▸ **WHAT THE TASK REQUIRES**
Extract each line of the material that follows exactly and omit its pictures.

▸ **EXERCISE MATERIALS**
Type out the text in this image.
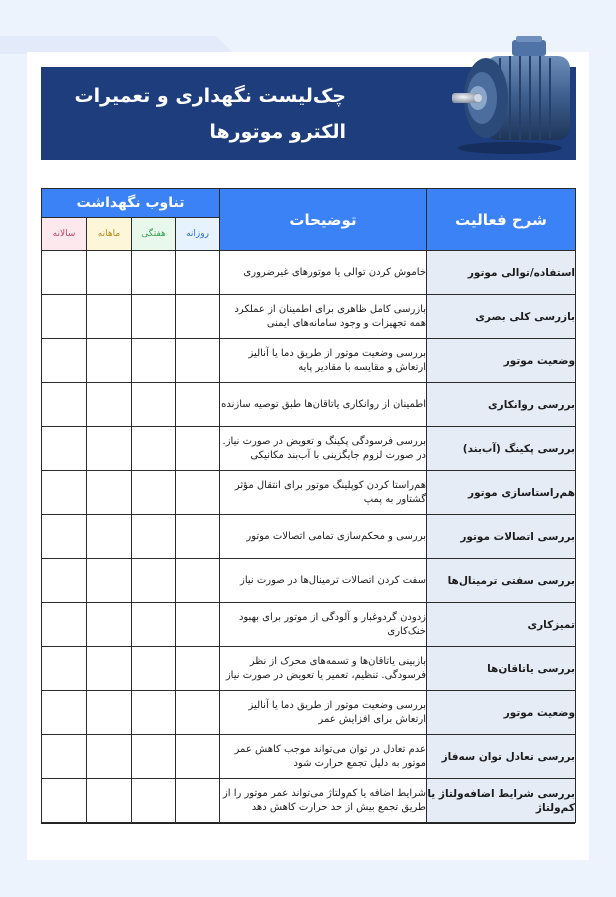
چک‌لیست نگهداری و تعمیرات
الکترو موتورها
شرح فعالیت	توضیحات	تناوب نگهداشت			
		روزانه	هفتگی	ماهانه	سالانه
استفاده/توالی موتور	خاموش کردن توالی یا موتورهای غیرضروری				
بازرسی کلی بصری	بازرسی کامل ظاهری برای اطمینان از عملکرد همه تجهیزات و وجود سامانه‌های ایمنی				
وضعیت موتور	بررسی وضعیت موتور از طریق دما یا آنالیز ارتعاش و مقایسه با مقادیر پایه				
بررسی روانکاری	اطمینان از روانکاری یاتاقان‌ها طبق توصیه سازنده				
بررسی پکینگ (آب‌بند)	بررسی فرسودگی پکینگ و تعویض در صورت نیاز. در صورت لزوم جایگزینی با آب‌بند مکانیکی				
هم‌راستاسازی موتور	هم‌راستا کردن کوپلینگ موتور برای انتقال مؤثر گشتاور به پمپ				
بررسی اتصالات موتور	بررسی و محکم‌سازی تمامی اتصالات موتور				
بررسی سفتی ترمینال‌ها	سفت کردن اتصالات ترمینال‌ها در صورت نیاز				
تمیزکاری	زدودن گردوغبار و آلودگی از موتور برای بهبود خنک‌کاری				
بررسی یاتاقان‌ها	بازبینی یاتاقان‌ها و تسمه‌های محرک از نظر فرسودگی. تنظیم، تعمیر یا تعویض در صورت نیاز				
وضعیت موتور	بررسی وضعیت موتور از طریق دما یا آنالیز ارتعاش برای افزایش عمر				
بررسی تعادل توان سه‌فاز	عدم تعادل در توان می‌تواند موجب کاهش عمر موتور به دلیل تجمع حرارت شود				
بررسی شرایط اضافه‌ولتاژ یا کم‌ولتاژ	شرایط اضافه یا کم‌ولتاژ می‌تواند عمر موتور را از طریق تجمع بیش از حد حرارت کاهش دهد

▸ **THE REPLY**
Type out the text in this image.
چک‌لیست نگهداری و تعمیرات
الکترو موتورها
شرح فعالیت	توضیحات	تناوب نگهداشت			
		روزانه	هفتگی	ماهانه	سالانه
استفاده/توالی موتور	خاموش کردن توالی یا موتورهای غیرضروری				
بازرسی کلی بصری	بازرسی کامل ظاهری برای اطمینان از عملکرد همه تجهیزات و وجود سامانه‌های ایمنی				
وضعیت موتور	بررسی وضعیت موتور از طریق دما یا آنالیز ارتعاش و مقایسه با مقادیر پایه				
بررسی روانکاری	اطمینان از روانکاری یاتاقان‌ها طبق توصیه سازنده				
بررسی پکینگ (آب‌بند)	بررسی فرسودگی پکینگ و تعویض در صورت نیاز. در صورت لزوم جایگزینی با آب‌بند مکانیکی				
هم‌راستاسازی موتور	هم‌راستا کردن کوپلینگ موتور برای انتقال مؤثر گشتاور به پمپ				
بررسی اتصالات موتور	بررسی و محکم‌سازی تمامی اتصالات موتور				
بررسی سفتی ترمینال‌ها	سفت کردن اتصالات ترمینال‌ها در صورت نیاز				
تمیزکاری	زدودن گردوغبار و آلودگی از موتور برای بهبود خنک‌کاری				
بررسی یاتاقان‌ها	بازبینی یاتاقان‌ها و تسمه‌های محرک از نظر فرسودگی. تنظیم، تعمیر یا تعویض در صورت نیاز				
وضعیت موتور	بررسی وضعیت موتور از طریق دما یا آنالیز ارتعاش برای افزایش عمر				
بررسی تعادل توان سه‌فاز	عدم تعادل در توان می‌تواند موجب کاهش عمر موتور به دلیل تجمع حرارت شود				
بررسی شرایط اضافه‌ولتاژ یا کم‌ولتاژ	شرایط اضافه یا کم‌ولتاژ می‌تواند عمر موتور را از طریق تجمع بیش از حد حرارت کاهش دهد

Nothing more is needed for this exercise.